(Saved entries)
——

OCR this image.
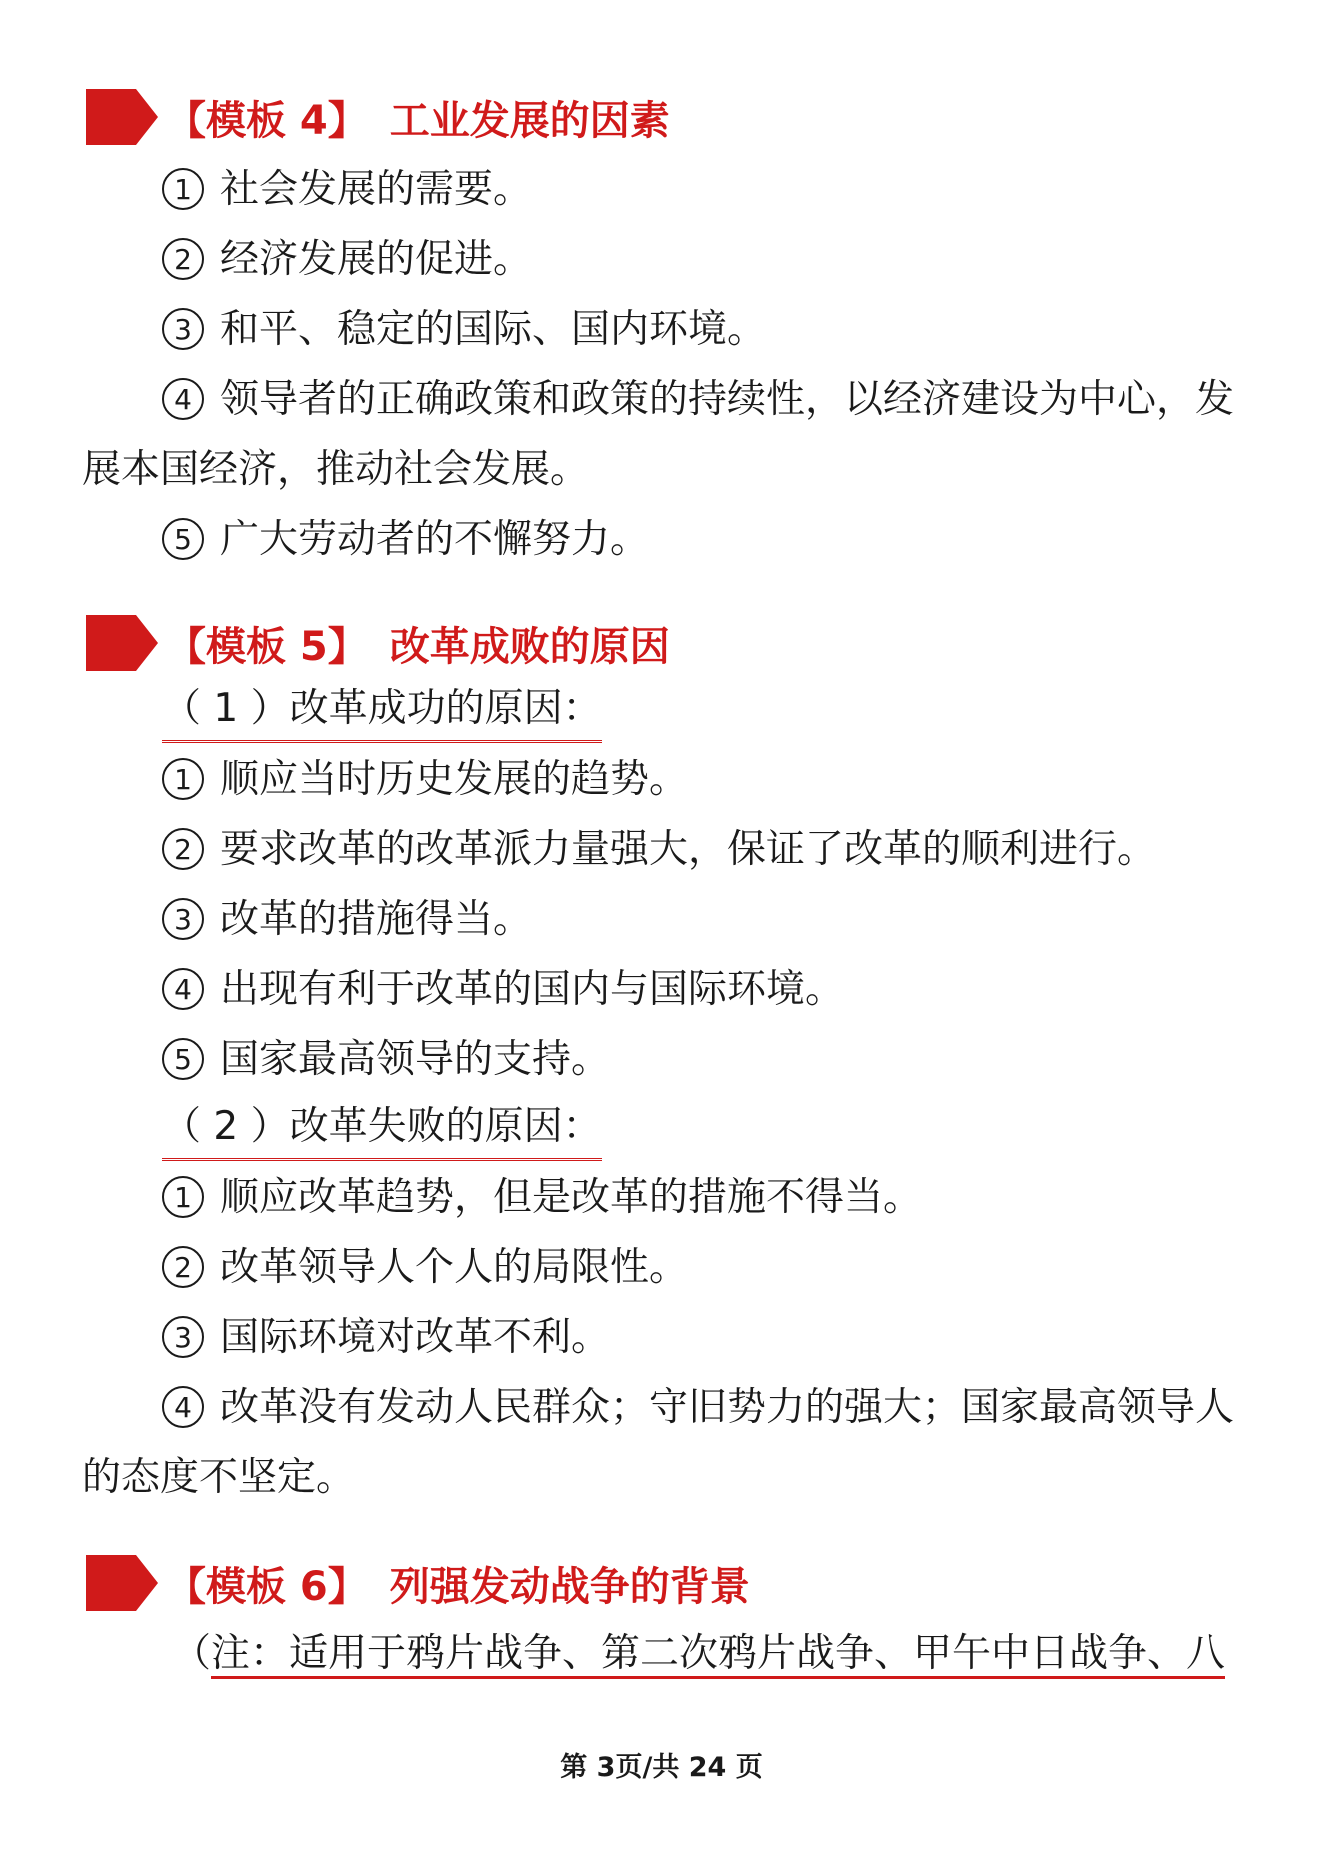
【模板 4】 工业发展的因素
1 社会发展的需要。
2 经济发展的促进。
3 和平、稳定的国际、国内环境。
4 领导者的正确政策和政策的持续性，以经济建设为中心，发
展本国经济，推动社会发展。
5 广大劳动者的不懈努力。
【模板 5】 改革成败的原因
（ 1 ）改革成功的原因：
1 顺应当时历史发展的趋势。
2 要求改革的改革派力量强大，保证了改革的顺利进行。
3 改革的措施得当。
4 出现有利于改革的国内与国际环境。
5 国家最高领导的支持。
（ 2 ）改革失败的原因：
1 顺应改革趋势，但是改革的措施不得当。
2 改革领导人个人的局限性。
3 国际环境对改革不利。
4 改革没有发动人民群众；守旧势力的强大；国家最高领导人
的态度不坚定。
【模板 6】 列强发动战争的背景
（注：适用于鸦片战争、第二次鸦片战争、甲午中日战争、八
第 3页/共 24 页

——

**WORK REQUIRED**.
Please repeat the entries exactly. Do not include the pictures.

**WRITTEN SOLUTION**.
OCR this image.
【模板 4】 工业发展的因素
1 社会发展的需要。
2 经济发展的促进。
3 和平、稳定的国际、国内环境。
4 领导者的正确政策和政策的持续性，以经济建设为中心，发
展本国经济，推动社会发展。
5 广大劳动者的不懈努力。
【模板 5】 改革成败的原因
（ 1 ）改革成功的原因：
1 顺应当时历史发展的趋势。
2 要求改革的改革派力量强大，保证了改革的顺利进行。
3 改革的措施得当。
4 出现有利于改革的国内与国际环境。
5 国家最高领导的支持。
（ 2 ）改革失败的原因：
1 顺应改革趋势，但是改革的措施不得当。
2 改革领导人个人的局限性。
3 国际环境对改革不利。
4 改革没有发动人民群众；守旧势力的强大；国家最高领导人
的态度不坚定。
【模板 6】 列强发动战争的背景
（注：适用于鸦片战争、第二次鸦片战争、甲午中日战争、八
第 3页/共 24 页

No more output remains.